BEGIN DATA FOR THIS EXERCISE

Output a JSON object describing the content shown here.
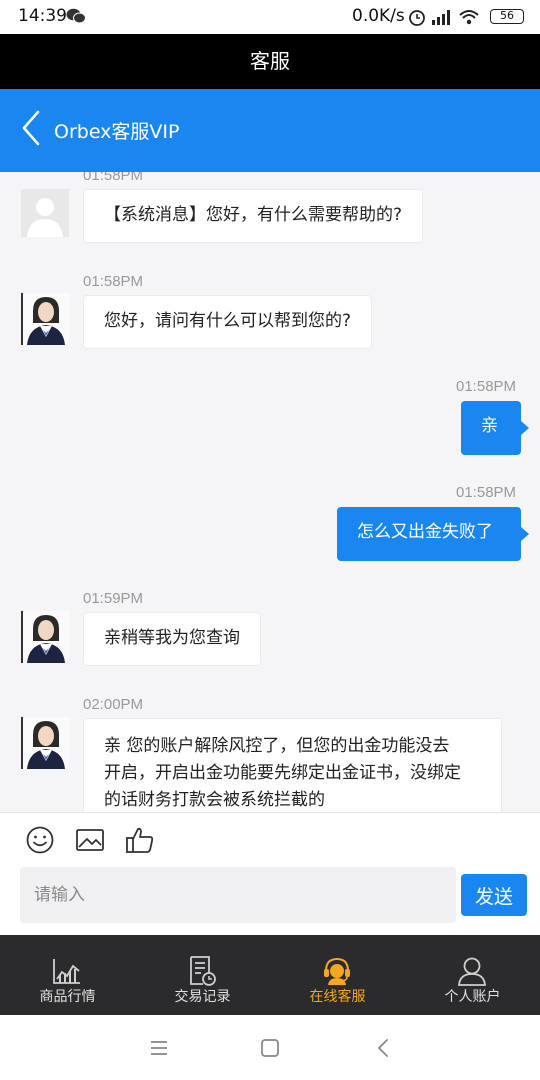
{
  "status_bar": {
    "time": "14:39",
    "network_speed": "0.0K/s",
    "battery": "56"
  },
  "app_bar": {
    "title": "客服"
  },
  "header": {
    "title": "Orbex客服VIP"
  },
  "messages": [
    {
      "side": "left",
      "time": "01:58PM",
      "avatar": "system-avatar",
      "text": "【系统消息】您好，有什么需要帮助的?"
    },
    {
      "side": "left",
      "time": "01:58PM",
      "avatar": "agent-avatar",
      "text": "您好，请问有什么可以帮到您的?"
    },
    {
      "side": "right",
      "time": "01:58PM",
      "text": "亲"
    },
    {
      "side": "right",
      "time": "01:58PM",
      "text": "怎么又出金失败了"
    },
    {
      "side": "left",
      "time": "01:59PM",
      "avatar": "agent-avatar",
      "text": "亲稍等我为您查询"
    },
    {
      "side": "left",
      "time": "02:00PM",
      "avatar": "agent-avatar",
      "lines": [
        "亲 您的账户解除风控了，但您的出金功能没去",
        "开启，开启出金功能要先绑定出金证书，没绑定",
        "的话财务打款会被系统拦截的"
      ]
    }
  ],
  "composer": {
    "placeholder": "请输入",
    "send_label": "发送",
    "tools": [
      "emoji-icon",
      "image-icon",
      "thumbs-up-icon"
    ]
  },
  "bottom_nav": {
    "items": [
      {
        "label": "商品行情",
        "icon": "market-chart-icon",
        "active": false
      },
      {
        "label": "交易记录",
        "icon": "trade-record-icon",
        "active": false
      },
      {
        "label": "在线客服",
        "icon": "customer-service-icon",
        "active": true
      },
      {
        "label": "个人账户",
        "icon": "user-account-icon",
        "active": false
      }
    ],
    "active_color": "#f5a623"
  },
  "colors": {
    "accent": "#1a86f0",
    "title_bar": "#000000",
    "nav_bg": "#2b2b2d"
  }
}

END DATA FOR THIS EXERCISE

▸ STATED PROBLEM
Copy out each line of the records that holds the string "icon".

▸ ANSWER IN FULL
      "emoji-icon",
      "image-icon",
      "thumbs-up-icon"
        "icon": "market-chart-icon",
        "icon": "trade-record-icon",
        "icon": "customer-service-icon",
        "icon": "user-account-icon",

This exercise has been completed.